▶ _RECORDS PROVIDED_:

>>>

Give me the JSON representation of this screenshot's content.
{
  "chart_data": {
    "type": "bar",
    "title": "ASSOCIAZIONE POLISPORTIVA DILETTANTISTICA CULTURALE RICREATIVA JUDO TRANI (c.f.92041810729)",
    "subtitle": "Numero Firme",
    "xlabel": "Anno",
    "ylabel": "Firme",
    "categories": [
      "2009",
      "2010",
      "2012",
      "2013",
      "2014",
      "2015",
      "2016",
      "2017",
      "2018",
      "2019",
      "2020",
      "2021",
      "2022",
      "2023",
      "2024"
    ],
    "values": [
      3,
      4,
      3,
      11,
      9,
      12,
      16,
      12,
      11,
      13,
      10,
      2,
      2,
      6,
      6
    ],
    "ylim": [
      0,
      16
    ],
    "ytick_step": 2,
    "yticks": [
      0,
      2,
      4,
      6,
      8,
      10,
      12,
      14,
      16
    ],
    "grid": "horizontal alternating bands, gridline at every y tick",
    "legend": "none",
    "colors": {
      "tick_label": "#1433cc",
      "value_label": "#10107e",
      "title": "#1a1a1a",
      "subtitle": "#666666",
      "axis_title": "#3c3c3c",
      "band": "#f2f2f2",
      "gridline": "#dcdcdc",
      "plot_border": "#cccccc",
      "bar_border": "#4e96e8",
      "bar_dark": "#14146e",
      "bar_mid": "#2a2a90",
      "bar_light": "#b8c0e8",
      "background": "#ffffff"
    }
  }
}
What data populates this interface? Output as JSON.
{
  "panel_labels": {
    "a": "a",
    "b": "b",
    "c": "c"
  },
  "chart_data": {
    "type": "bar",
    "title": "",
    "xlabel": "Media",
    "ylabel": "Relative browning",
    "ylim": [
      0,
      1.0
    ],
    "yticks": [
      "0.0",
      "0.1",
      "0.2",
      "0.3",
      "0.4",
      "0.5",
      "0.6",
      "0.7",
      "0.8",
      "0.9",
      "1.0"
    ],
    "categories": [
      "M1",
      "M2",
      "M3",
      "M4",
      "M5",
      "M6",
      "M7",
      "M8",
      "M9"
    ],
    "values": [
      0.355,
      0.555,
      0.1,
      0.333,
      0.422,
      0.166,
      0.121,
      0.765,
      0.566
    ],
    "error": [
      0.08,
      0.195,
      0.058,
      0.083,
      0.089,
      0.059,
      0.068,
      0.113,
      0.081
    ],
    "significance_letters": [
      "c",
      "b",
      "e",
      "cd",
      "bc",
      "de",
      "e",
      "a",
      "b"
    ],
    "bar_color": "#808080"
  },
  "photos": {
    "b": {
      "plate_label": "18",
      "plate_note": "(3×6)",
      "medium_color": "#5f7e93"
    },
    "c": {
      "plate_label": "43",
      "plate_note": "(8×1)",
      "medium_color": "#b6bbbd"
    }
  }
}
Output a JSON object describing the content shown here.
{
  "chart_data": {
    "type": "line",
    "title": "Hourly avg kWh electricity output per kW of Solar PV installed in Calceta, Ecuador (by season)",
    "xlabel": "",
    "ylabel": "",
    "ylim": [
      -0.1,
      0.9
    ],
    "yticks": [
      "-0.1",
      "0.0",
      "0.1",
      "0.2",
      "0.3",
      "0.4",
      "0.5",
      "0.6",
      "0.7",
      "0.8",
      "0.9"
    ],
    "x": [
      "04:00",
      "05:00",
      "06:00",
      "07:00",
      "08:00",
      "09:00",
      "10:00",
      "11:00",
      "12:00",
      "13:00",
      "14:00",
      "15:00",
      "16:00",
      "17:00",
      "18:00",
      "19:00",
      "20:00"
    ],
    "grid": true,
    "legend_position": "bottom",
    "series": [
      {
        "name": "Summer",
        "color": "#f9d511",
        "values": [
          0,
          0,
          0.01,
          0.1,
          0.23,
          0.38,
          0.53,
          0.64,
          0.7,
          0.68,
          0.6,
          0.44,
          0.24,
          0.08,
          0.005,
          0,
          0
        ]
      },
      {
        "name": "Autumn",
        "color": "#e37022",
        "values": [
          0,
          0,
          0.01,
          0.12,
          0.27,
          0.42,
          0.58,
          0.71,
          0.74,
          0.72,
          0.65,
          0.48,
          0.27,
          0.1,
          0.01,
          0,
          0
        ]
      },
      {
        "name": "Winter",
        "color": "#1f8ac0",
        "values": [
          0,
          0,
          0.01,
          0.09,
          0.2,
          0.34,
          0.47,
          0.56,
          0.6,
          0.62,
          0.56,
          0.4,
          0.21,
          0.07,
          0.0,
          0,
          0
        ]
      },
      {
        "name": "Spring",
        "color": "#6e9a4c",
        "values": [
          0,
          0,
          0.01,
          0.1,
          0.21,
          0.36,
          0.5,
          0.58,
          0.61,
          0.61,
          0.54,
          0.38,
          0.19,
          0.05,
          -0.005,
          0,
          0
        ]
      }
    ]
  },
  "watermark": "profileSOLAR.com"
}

<<<

▶ _THE REQUEST_: Write the material out exactly, with nothing left out.

▶ _FINAL RESULT_:
Give me the JSON representation of this screenshot's content.
{
  "chart_data": {
    "type": "bar",
    "title": "ASSOCIAZIONE POLISPORTIVA DILETTANTISTICA CULTURALE RICREATIVA JUDO TRANI (c.f.92041810729)",
    "subtitle": "Numero Firme",
    "xlabel": "Anno",
    "ylabel": "Firme",
    "categories": [
      "2009",
      "2010",
      "2012",
      "2013",
      "2014",
      "2015",
      "2016",
      "2017",
      "2018",
      "2019",
      "2020",
      "2021",
      "2022",
      "2023",
      "2024"
    ],
    "values": [
      3,
      4,
      3,
      11,
      9,
      12,
      16,
      12,
      11,
      13,
      10,
      2,
      2,
      6,
      6
    ],
    "ylim": [
      0,
      16
    ],
    "ytick_step": 2,
    "yticks": [
      0,
      2,
      4,
      6,
      8,
      10,
      12,
      14,
      16
    ],
    "grid": "horizontal alternating bands, gridline at every y tick",
    "legend": "none",
    "colors": {
      "tick_label": "#1433cc",
      "value_label": "#10107e",
      "title": "#1a1a1a",
      "subtitle": "#666666",
      "axis_title": "#3c3c3c",
      "band": "#f2f2f2",
      "gridline": "#dcdcdc",
      "plot_border": "#cccccc",
      "bar_border": "#4e96e8",
      "bar_dark": "#14146e",
      "bar_mid": "#2a2a90",
      "bar_light": "#b8c0e8",
      "background": "#ffffff"
    }
  }
}
What data populates this interface? Output as JSON.
{
  "panel_labels": {
    "a": "a",
    "b": "b",
    "c": "c"
  },
  "chart_data": {
    "type": "bar",
    "title": "",
    "xlabel": "Media",
    "ylabel": "Relative browning",
    "ylim": [
      0,
      1.0
    ],
    "yticks": [
      "0.0",
      "0.1",
      "0.2",
      "0.3",
      "0.4",
      "0.5",
      "0.6",
      "0.7",
      "0.8",
      "0.9",
      "1.0"
    ],
    "categories": [
      "M1",
      "M2",
      "M3",
      "M4",
      "M5",
      "M6",
      "M7",
      "M8",
      "M9"
    ],
    "values": [
      0.355,
      0.555,
      0.1,
      0.333,
      0.422,
      0.166,
      0.121,
      0.765,
      0.566
    ],
    "error": [
      0.08,
      0.195,
      0.058,
      0.083,
      0.089,
      0.059,
      0.068,
      0.113,
      0.081
    ],
    "significance_letters": [
      "c",
      "b",
      "e",
      "cd",
      "bc",
      "de",
      "e",
      "a",
      "b"
    ],
    "bar_color": "#808080"
  },
  "photos": {
    "b": {
      "plate_label": "18",
      "plate_note": "(3×6)",
      "medium_color": "#5f7e93"
    },
    "c": {
      "plate_label": "43",
      "plate_note": "(8×1)",
      "medium_color": "#b6bbbd"
    }
  }
}
Output a JSON object describing the content shown here.
{
  "chart_data": {
    "type": "line",
    "title": "Hourly avg kWh electricity output per kW of Solar PV installed in Calceta, Ecuador (by season)",
    "xlabel": "",
    "ylabel": "",
    "ylim": [
      -0.1,
      0.9
    ],
    "yticks": [
      "-0.1",
      "0.0",
      "0.1",
      "0.2",
      "0.3",
      "0.4",
      "0.5",
      "0.6",
      "0.7",
      "0.8",
      "0.9"
    ],
    "x": [
      "04:00",
      "05:00",
      "06:00",
      "07:00",
      "08:00",
      "09:00",
      "10:00",
      "11:00",
      "12:00",
      "13:00",
      "14:00",
      "15:00",
      "16:00",
      "17:00",
      "18:00",
      "19:00",
      "20:00"
    ],
    "grid": true,
    "legend_position": "bottom",
    "series": [
      {
        "name": "Summer",
        "color": "#f9d511",
        "values": [
          0,
          0,
          0.01,
          0.1,
          0.23,
          0.38,
          0.53,
          0.64,
          0.7,
          0.68,
          0.6,
          0.44,
          0.24,
          0.08,
          0.005,
          0,
          0
        ]
      },
      {
        "name": "Autumn",
        "color": "#e37022",
        "values": [
          0,
          0,
          0.01,
          0.12,
          0.27,
          0.42,
          0.58,
          0.71,
          0.74,
          0.72,
          0.65,
          0.48,
          0.27,
          0.1,
          0.01,
          0,
          0
        ]
      },
      {
        "name": "Winter",
        "color": "#1f8ac0",
        "values": [
          0,
          0,
          0.01,
          0.09,
          0.2,
          0.34,
          0.47,
          0.56,
          0.6,
          0.62,
          0.56,
          0.4,
          0.21,
          0.07,
          0.0,
          0,
          0
        ]
      },
      {
        "name": "Spring",
        "color": "#6e9a4c",
        "values": [
          0,
          0,
          0.01,
          0.1,
          0.21,
          0.36,
          0.5,
          0.58,
          0.61,
          0.61,
          0.54,
          0.38,
          0.19,
          0.05,
          -0.005,
          0,
          0
        ]
      }
    ]
  },
  "watermark": "profileSOLAR.com"
}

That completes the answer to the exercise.